Stored rows

== == ==

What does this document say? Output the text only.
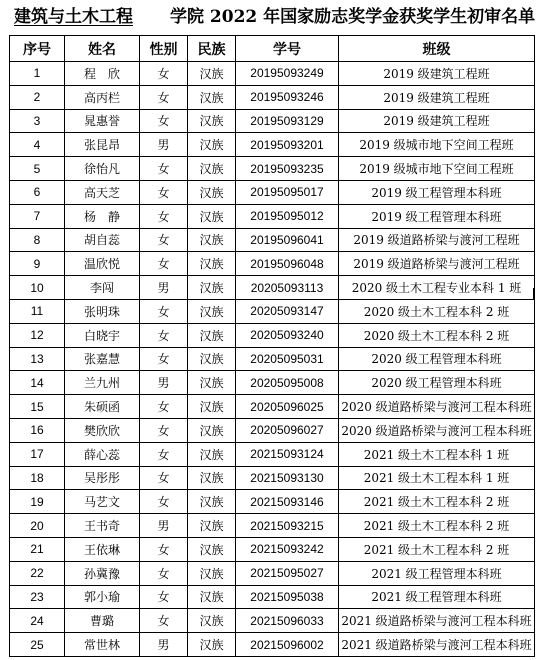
建筑与土木工程 学院 2022 年国家励志奖学金获奖学生初审名单
序号	姓名	性别	民族	学号	班级
1	程　欣	女	汉族	20195093249	2019 级建筑工程班
2	高丙栏	女	汉族	20195093246	2019 级建筑工程班
3	晁惠誉	女	汉族	20195093129	2019 级建筑工程班
4	张昆昂	男	汉族	20195093201	2019 级城市地下空间工程班
5	徐怡凡	女	汉族	20195093235	2019 级城市地下空间工程班
6	高天芝	女	汉族	20195095017	2019 级工程管理本科班
7	杨　静	女	汉族	20195095012	2019 级工程管理本科班
8	胡自蕊	女	汉族	20195096041	2019 级道路桥梁与渡河工程班
9	温欣悦	女	汉族	20195096048	2019 级道路桥梁与渡河工程班
10	李闯	男	汉族	20205093113	2020 级土木工程专业本科 1 班
11	张明珠	女	汉族	20205093147	2020 级土木工程本科 2 班
12	白晓宇	女	汉族	20205093240	2020 级土木工程本科 2 班
13	张嘉慧	女	汉族	20205095031	2020 级工程管理本科班
14	兰九州	男	汉族	20205095008	2020 级工程管理本科班
15	朱硕函	女	汉族	20205096025	2020 级道路桥梁与渡河工程本科班
16	樊欣欣	女	汉族	20205096027	2020 级道路桥梁与渡河工程本科班
17	薛心蕊	女	汉族	20215093124	2021 级土木工程本科 1 班
18	吴彤彤	女	汉族	20215093130	2021 级土木工程本科 1 班
19	马艺文	女	汉族	20215093146	2021 级土木工程本科 2 班
20	王书奇	男	汉族	20215093215	2021 级土木工程本科 2 班
21	王依琳	女	汉族	20215093242	2021 级土木工程本科 2 班
22	孙冀豫	女	汉族	20215095027	2021 级工程管理本科班
23	郭小瑜	女	汉族	20215095038	2021 级工程管理本科班
24	曹璐	女	汉族	20215096033	2021 级道路桥梁与渡河工程本科班
25	常世林	男	汉族	20215096002	2021 级道路桥梁与渡河工程本科班
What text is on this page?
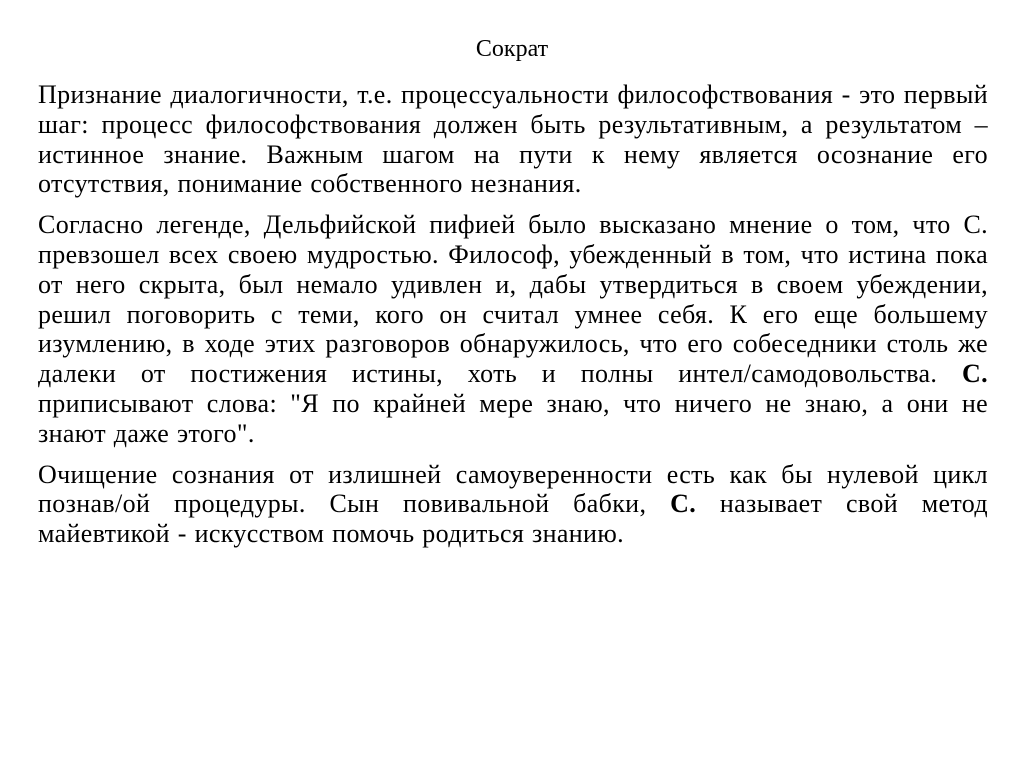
Сократ

Признание диалогичности, т.е. процессуальности философствования - это первый шаг: процесс философствования должен быть результативным, а результатом – истинное знание. Важным шагом на пути к нему является осознание его отсутствия, понимание собственного незнания.

Согласно легенде, Дельфийской пифией было высказано мнение о том, что С. превзошел всех своею мудростью. Философ, убежденный в том, что истина пока от него скрыта, был немало удивлен и, дабы утвердиться в своем убеждении, решил поговорить с теми, кого он считал умнее себя. К его еще большему изумлению, в ходе этих разговоров обнаружилось, что его собеседники столь же далеки от постижения истины, хоть и полны интел/самодовольства. С. приписывают слова: "Я по крайней мере знаю, что ничего не знаю, а они не знают даже этого".

Очищение сознания от излишней самоуверенности есть как бы нулевой цикл познав/ой процедуры. Сын повивальной бабки, С. называет свой метод майевтикой - искусством помочь родиться знанию.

== == ==

Output the data above without changes, apart from leaving out the pictures.

Answer to this exercise
What does this document say? Output the text only.
建筑与土木工程 学院 2022 年国家励志奖学金获奖学生初审名单
序号	姓名	性别	民族	学号	班级
1	程　欣	女	汉族	20195093249	2019 级建筑工程班
2	高丙栏	女	汉族	20195093246	2019 级建筑工程班
3	晁惠誉	女	汉族	20195093129	2019 级建筑工程班
4	张昆昂	男	汉族	20195093201	2019 级城市地下空间工程班
5	徐怡凡	女	汉族	20195093235	2019 级城市地下空间工程班
6	高天芝	女	汉族	20195095017	2019 级工程管理本科班
7	杨　静	女	汉族	20195095012	2019 级工程管理本科班
8	胡自蕊	女	汉族	20195096041	2019 级道路桥梁与渡河工程班
9	温欣悦	女	汉族	20195096048	2019 级道路桥梁与渡河工程班
10	李闯	男	汉族	20205093113	2020 级土木工程专业本科 1 班
11	张明珠	女	汉族	20205093147	2020 级土木工程本科 2 班
12	白晓宇	女	汉族	20205093240	2020 级土木工程本科 2 班
13	张嘉慧	女	汉族	20205095031	2020 级工程管理本科班
14	兰九州	男	汉族	20205095008	2020 级工程管理本科班
15	朱硕函	女	汉族	20205096025	2020 级道路桥梁与渡河工程本科班
16	樊欣欣	女	汉族	20205096027	2020 级道路桥梁与渡河工程本科班
17	薛心蕊	女	汉族	20215093124	2021 级土木工程本科 1 班
18	吴彤彤	女	汉族	20215093130	2021 级土木工程本科 1 班
19	马艺文	女	汉族	20215093146	2021 级土木工程本科 2 班
20	王书奇	男	汉族	20215093215	2021 级土木工程本科 2 班
21	王依琳	女	汉族	20215093242	2021 级土木工程本科 2 班
22	孙冀豫	女	汉族	20215095027	2021 级工程管理本科班
23	郭小瑜	女	汉族	20215095038	2021 级工程管理本科班
24	曹璐	女	汉族	20215096033	2021 级道路桥梁与渡河工程本科班
25	常世林	男	汉族	20215096002	2021 级道路桥梁与渡河工程本科班
What text is on this page?
Сократ

Признание диалогичности, т.е. процессуальности философствования - это первый шаг: процесс философствования должен быть результативным, а результатом – истинное знание. Важным шагом на пути к нему является осознание его отсутствия, понимание собственного незнания.

Согласно легенде, Дельфийской пифией было высказано мнение о том, что С. превзошел всех своею мудростью. Философ, убежденный в том, что истина пока от него скрыта, был немало удивлен и, дабы утвердиться в своем убеждении, решил поговорить с теми, кого он считал умнее себя. К его еще большему изумлению, в ходе этих разговоров обнаружилось, что его собеседники столь же далеки от постижения истины, хоть и полны интел/самодовольства. С. приписывают слова: "Я по крайней мере знаю, что ничего не знаю, а они не знают даже этого".

Очищение сознания от излишней самоуверенности есть как бы нулевой цикл познав/ой процедуры. Сын повивальной бабки, С. называет свой метод майевтикой - искусством помочь родиться знанию.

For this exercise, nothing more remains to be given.